┌────────
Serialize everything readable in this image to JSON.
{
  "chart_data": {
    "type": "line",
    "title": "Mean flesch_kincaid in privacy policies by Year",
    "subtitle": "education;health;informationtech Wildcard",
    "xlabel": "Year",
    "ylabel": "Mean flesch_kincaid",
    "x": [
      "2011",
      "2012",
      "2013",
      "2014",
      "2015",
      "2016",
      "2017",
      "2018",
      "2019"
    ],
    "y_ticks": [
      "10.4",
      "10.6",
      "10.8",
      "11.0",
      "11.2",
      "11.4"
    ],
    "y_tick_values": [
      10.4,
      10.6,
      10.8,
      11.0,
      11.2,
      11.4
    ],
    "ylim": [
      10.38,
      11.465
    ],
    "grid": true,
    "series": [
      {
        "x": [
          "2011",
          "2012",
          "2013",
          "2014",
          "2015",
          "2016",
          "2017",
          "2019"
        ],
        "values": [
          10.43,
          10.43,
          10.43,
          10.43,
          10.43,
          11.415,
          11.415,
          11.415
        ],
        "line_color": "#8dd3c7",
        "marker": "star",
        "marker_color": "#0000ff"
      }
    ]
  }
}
└────────
DIRECTIONS FOR THIS TASK:
Write the whole listing out again. Keep every line exactly as it is.

REPLY TO THE EXERCISE:
Serialize everything readable in this image to JSON.
{
  "chart_data": {
    "type": "line",
    "title": "Mean flesch_kincaid in privacy policies by Year",
    "subtitle": "education;health;informationtech Wildcard",
    "xlabel": "Year",
    "ylabel": "Mean flesch_kincaid",
    "x": [
      "2011",
      "2012",
      "2013",
      "2014",
      "2015",
      "2016",
      "2017",
      "2018",
      "2019"
    ],
    "y_ticks": [
      "10.4",
      "10.6",
      "10.8",
      "11.0",
      "11.2",
      "11.4"
    ],
    "y_tick_values": [
      10.4,
      10.6,
      10.8,
      11.0,
      11.2,
      11.4
    ],
    "ylim": [
      10.38,
      11.465
    ],
    "grid": true,
    "series": [
      {
        "x": [
          "2011",
          "2012",
          "2013",
          "2014",
          "2015",
          "2016",
          "2017",
          "2019"
        ],
        "values": [
          10.43,
          10.43,
          10.43,
          10.43,
          10.43,
          11.415,
          11.415,
          11.415
        ],
        "line_color": "#8dd3c7",
        "marker": "star",
        "marker_color": "#0000ff"
      }
    ]
  }
}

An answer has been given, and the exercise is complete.